Vivimos en una época de cambios vertiginosos, donde la tecnología avanza a pasos agigantados y las dinámicas sociales parecen reinventarse cada día. Este ritmo acelerado de transformación, si bien ha traído mejoras en diversos aspectos, también nos coloca en una situación de incertidumbre y vulnerabilidad. La frase "El fin del mundo tal y como lo conocíamos" la hemos visto refiriéndose a la amenaza constante de una catástrofe nuclear o el colapso climático (Doomsday Clock), o a prepararnos y aprovechar las innovaciones que cambiarán nuestras vidas (Marta García Aller).
No se trata necesariamente de un apocalipsis explosivo y súbito, sino una desaparición lenta y silenciosa de lo que ha sido parte de la esencia de nuestra humanidad. Las profesiones que alguna vez definieron el carácter de nuestras sociedades se desvanecen: oficios artesanales que se transmitían de generación en generación, lenguas que guardaban la memoria de pueblos enteros, e incluso el patrimonio cultural que nos conectaba con nuestras raíces. Al igual que un río en cual según Heráclito, nunca es el mismo a cada instante, el mundo fluye imparable, dejando atrás sus propias formas de habitarlo.
El mundo que estamos dejando atrás sería deseable fuera el de la discriminación, la violencia y la indiferencia, pero lo que realmente parece desvanecerse es todo aquello que nos daba identidad y sentido. Se nos escapan las tradiciones que alguna vez nutrían nuestras comunidades; esa cocina lenta, natural, que no solo alimentaba cuerpos, sino que también unía a las familias alrededor de una mesa. Se extinguen los oficios artesanales, que requerían tiempo, paciencia y habilidad, reemplazados por producción en masa, que no comprenden el valor de lo hecho a mano, de lo único.

OBJETIVO DE LA TAREA → ¿Podrías retomar el ensayo sobre la desaparición de tradiciones y oficios y seguirlo a partir de su última oración? No hace falta consultar los registros.

[Registros de una colección de datos]
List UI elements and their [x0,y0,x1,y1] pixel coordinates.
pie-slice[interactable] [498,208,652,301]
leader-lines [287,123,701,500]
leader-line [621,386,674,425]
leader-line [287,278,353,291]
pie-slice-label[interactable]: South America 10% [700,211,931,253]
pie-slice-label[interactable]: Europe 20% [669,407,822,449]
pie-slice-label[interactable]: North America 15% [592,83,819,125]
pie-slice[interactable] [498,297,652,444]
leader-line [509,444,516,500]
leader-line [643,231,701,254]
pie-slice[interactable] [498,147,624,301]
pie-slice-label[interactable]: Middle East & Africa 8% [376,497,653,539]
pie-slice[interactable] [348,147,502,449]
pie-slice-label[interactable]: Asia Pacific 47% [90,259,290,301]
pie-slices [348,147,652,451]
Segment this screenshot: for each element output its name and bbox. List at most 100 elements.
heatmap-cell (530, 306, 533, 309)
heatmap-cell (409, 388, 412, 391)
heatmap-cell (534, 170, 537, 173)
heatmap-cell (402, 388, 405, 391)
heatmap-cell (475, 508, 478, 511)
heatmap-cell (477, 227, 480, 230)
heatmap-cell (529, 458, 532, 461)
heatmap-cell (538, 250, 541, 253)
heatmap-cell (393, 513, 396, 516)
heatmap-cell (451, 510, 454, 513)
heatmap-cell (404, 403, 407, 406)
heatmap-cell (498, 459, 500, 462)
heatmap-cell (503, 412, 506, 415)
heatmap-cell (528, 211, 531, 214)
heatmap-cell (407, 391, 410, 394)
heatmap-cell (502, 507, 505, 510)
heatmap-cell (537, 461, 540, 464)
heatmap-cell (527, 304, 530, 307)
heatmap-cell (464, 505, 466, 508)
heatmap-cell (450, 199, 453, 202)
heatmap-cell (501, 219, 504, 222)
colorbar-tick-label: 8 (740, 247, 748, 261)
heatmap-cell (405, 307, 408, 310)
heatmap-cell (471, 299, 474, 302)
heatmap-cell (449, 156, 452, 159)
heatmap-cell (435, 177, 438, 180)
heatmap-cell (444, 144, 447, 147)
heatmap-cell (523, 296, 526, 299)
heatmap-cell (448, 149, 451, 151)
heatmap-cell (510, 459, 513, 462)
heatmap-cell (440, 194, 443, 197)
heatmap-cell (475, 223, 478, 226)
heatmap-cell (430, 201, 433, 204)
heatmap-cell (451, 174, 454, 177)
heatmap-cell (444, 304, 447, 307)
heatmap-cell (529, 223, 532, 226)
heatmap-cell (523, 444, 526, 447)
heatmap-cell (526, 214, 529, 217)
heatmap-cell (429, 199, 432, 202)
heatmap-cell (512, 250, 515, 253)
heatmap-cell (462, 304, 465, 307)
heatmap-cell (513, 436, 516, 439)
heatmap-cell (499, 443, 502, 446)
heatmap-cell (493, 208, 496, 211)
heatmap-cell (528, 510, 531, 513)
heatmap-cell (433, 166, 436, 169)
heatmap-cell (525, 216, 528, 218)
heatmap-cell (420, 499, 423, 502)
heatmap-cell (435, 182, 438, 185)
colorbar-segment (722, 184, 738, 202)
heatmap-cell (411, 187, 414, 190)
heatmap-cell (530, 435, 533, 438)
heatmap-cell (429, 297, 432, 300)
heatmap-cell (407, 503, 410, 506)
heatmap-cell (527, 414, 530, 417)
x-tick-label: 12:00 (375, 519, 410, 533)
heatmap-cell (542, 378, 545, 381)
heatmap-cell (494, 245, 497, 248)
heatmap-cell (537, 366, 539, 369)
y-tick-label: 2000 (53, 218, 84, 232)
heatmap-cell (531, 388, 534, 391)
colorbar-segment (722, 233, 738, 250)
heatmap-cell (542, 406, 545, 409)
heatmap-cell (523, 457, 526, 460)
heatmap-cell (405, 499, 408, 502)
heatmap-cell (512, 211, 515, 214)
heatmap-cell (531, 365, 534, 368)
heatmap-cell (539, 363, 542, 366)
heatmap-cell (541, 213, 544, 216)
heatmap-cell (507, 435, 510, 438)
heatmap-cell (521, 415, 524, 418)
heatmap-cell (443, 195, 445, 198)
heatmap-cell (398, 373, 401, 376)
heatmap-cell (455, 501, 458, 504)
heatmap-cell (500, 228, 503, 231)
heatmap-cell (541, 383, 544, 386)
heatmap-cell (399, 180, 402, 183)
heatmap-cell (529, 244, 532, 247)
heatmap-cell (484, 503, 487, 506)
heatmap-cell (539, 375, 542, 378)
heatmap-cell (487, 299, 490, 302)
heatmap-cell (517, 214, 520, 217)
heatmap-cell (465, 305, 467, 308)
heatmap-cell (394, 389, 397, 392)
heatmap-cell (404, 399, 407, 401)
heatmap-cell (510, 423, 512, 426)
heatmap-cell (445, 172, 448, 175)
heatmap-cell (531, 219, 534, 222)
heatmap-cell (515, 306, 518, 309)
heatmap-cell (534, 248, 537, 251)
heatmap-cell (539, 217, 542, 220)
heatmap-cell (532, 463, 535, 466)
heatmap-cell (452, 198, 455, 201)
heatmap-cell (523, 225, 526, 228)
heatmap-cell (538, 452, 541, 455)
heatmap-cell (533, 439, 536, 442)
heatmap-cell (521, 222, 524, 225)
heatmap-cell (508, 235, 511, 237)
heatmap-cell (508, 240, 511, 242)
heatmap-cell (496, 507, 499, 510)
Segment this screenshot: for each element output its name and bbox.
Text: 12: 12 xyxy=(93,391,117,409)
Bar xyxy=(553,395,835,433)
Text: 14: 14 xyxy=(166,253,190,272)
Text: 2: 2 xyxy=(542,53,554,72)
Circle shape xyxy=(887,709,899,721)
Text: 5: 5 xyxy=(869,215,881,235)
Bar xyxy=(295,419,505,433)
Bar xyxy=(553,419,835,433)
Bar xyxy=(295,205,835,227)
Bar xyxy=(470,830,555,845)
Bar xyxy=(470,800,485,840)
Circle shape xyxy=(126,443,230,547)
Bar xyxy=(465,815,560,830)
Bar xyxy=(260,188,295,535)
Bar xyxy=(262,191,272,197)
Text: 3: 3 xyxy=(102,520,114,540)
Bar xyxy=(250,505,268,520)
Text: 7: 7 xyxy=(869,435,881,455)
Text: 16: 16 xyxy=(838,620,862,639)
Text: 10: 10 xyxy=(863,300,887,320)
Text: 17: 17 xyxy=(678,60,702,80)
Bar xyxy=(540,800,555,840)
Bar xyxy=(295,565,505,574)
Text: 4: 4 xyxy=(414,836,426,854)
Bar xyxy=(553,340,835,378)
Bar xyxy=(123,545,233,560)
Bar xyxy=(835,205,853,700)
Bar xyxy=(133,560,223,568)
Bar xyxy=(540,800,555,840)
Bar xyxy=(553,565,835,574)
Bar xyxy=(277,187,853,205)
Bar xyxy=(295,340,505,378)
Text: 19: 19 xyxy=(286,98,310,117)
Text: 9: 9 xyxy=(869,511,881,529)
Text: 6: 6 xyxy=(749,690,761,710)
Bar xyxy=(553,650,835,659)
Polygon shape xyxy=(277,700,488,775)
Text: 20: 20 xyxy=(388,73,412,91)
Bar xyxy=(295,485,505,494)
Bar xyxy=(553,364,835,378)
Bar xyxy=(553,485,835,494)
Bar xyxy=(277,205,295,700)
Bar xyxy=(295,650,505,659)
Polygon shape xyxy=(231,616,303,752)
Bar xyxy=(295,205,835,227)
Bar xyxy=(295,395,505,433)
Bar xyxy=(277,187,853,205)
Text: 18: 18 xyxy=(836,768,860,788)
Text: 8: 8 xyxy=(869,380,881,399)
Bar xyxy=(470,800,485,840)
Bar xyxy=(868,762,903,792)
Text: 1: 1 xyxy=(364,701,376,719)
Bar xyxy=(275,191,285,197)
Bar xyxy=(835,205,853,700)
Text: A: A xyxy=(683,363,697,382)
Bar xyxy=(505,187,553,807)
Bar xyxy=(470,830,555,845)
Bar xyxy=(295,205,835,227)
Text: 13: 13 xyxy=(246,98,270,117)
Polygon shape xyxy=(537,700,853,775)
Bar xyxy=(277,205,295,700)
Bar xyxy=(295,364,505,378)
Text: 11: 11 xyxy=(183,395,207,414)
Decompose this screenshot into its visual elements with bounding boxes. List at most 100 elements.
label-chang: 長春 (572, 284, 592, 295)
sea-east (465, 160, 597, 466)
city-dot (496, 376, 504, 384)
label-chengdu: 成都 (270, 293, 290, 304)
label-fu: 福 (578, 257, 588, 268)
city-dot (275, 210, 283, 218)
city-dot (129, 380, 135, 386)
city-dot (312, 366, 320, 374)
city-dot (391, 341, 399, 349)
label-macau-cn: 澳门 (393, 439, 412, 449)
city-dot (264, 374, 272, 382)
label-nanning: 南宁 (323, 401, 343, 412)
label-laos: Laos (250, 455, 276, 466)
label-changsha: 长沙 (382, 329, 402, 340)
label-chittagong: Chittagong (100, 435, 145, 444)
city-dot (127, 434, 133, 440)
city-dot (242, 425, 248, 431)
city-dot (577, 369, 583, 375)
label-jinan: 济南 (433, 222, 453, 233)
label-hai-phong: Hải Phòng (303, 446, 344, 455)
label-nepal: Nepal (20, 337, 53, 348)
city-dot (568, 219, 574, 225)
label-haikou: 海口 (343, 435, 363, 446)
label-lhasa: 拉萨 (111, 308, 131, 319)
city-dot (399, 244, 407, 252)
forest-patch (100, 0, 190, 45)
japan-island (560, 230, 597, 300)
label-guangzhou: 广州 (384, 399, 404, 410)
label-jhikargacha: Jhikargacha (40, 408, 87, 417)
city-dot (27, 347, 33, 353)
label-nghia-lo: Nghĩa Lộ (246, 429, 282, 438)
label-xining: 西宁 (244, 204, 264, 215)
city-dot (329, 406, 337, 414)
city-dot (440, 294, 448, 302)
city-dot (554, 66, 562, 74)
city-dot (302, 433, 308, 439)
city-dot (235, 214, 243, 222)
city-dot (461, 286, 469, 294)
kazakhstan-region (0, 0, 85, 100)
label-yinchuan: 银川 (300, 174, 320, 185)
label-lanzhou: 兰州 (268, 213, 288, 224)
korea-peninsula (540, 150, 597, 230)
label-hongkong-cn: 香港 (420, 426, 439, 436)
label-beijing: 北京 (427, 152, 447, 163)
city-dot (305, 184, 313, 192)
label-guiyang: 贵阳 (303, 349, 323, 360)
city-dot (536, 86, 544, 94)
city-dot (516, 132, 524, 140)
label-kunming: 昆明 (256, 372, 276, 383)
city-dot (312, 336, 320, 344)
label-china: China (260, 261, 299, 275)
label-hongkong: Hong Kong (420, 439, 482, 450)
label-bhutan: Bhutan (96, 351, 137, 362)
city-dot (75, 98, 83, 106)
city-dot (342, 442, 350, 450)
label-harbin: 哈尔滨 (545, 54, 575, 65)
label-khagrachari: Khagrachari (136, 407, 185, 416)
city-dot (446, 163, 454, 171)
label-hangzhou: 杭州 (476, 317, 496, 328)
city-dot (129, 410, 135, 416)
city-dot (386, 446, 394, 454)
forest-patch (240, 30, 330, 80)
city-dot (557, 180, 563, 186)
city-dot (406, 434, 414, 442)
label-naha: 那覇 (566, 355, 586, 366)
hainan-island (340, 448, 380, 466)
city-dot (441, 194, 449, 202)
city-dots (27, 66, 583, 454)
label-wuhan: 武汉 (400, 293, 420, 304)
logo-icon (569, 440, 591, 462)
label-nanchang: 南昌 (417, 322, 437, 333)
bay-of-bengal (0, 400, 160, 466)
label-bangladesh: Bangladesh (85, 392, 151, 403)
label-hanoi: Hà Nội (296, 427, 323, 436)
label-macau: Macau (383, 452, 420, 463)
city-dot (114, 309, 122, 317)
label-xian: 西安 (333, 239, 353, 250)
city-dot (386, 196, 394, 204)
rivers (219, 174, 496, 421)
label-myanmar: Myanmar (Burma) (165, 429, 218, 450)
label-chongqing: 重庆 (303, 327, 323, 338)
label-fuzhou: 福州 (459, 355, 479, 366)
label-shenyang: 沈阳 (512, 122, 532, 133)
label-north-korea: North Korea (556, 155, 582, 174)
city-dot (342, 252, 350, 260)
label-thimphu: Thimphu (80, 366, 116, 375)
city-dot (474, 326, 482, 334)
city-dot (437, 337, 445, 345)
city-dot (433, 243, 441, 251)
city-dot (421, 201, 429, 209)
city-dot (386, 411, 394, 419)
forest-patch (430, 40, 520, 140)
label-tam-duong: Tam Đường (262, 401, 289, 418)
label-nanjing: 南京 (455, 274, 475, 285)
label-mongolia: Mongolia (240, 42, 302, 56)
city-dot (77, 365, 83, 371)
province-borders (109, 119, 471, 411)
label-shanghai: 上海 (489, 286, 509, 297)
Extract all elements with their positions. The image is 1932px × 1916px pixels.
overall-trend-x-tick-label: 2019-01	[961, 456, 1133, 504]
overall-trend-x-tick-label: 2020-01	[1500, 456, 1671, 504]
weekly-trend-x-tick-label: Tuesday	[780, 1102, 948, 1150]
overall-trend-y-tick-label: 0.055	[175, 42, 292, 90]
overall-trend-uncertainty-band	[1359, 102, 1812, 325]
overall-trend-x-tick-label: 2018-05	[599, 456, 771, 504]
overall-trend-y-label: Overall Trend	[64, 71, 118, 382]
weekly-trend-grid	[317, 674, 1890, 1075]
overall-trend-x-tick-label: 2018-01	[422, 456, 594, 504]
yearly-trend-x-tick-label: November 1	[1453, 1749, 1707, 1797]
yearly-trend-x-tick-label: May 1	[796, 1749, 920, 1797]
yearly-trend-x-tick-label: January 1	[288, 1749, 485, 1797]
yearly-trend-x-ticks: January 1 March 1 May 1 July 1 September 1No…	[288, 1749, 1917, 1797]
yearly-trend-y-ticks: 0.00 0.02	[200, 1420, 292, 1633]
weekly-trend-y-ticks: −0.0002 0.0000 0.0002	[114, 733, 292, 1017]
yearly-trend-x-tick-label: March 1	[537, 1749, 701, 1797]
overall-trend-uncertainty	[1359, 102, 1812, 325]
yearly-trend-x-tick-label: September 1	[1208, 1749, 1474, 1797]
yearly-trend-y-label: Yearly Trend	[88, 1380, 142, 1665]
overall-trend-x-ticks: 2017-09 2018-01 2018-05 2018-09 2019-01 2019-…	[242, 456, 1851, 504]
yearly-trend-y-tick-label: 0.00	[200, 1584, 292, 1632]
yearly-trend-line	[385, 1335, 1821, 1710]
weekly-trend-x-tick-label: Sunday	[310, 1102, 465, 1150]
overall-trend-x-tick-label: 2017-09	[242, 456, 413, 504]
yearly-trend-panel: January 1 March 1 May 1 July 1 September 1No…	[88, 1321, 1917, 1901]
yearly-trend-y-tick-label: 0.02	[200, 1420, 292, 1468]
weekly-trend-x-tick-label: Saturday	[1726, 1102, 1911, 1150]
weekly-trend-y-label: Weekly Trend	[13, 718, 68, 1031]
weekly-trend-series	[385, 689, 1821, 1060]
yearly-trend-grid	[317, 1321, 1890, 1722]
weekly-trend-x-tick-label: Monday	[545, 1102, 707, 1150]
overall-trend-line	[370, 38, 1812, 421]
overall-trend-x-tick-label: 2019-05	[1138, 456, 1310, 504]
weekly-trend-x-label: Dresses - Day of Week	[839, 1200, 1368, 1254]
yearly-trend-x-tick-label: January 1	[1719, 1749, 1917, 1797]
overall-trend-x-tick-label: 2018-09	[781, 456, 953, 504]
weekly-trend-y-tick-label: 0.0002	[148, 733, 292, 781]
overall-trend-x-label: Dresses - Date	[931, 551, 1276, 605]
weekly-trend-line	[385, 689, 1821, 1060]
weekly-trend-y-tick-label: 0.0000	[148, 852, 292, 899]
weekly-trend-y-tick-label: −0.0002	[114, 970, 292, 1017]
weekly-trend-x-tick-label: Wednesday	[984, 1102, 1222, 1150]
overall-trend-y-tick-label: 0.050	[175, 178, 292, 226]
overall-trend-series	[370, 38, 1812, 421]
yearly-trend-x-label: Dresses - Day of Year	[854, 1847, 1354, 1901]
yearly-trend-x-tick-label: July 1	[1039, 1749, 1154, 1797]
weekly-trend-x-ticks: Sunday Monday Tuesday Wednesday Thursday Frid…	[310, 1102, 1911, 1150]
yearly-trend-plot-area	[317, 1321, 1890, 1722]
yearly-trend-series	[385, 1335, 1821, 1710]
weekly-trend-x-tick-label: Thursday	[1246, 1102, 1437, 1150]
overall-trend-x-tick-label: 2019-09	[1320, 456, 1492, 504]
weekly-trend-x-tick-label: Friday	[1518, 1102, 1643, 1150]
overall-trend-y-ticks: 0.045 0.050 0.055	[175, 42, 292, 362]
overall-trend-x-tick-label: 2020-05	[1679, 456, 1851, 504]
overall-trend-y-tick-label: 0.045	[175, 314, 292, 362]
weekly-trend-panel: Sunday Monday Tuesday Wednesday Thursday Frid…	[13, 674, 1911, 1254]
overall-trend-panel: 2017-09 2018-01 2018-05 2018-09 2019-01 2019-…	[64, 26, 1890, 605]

RESPUESTA A CONTINUACIÓN →
Nos sentimos como espectadores ante una gran hélice que gira a una velocidad incontrolable, sin darnos la oportunidad de intervenir, de "meter la mano" para cambiar su curso. En este panorama, lo único que nos queda es resistir. Resistir a la deshumanización de la tecnología, a la homogenización cultural y a la aceleración insostenible de nuestras vidas.
Esta resistencia se trata de preservar con conciencia aquello que consideramos valioso y digno de ser salvado del paso del tiempo. Porque, aunque el mundo siga cambiando a una velocidad vertiginosa, somos nosotros quienes decidimos qué parte de nuestra humanidad permanece intacta.
Tal vez el futuro nos depare un equilibrio donde lo mejor de la tecnología y las dinámicas sociales se unan a lo más valioso de nuestras tradiciones. El verdadero desafío está en no dejar que las prisas del progreso borren por completo lo que aún vale la pena proteger. De nosotros depende que este fin del mundo como lo conocemos no sea el fin de lo que somos en esencia como seres humanos.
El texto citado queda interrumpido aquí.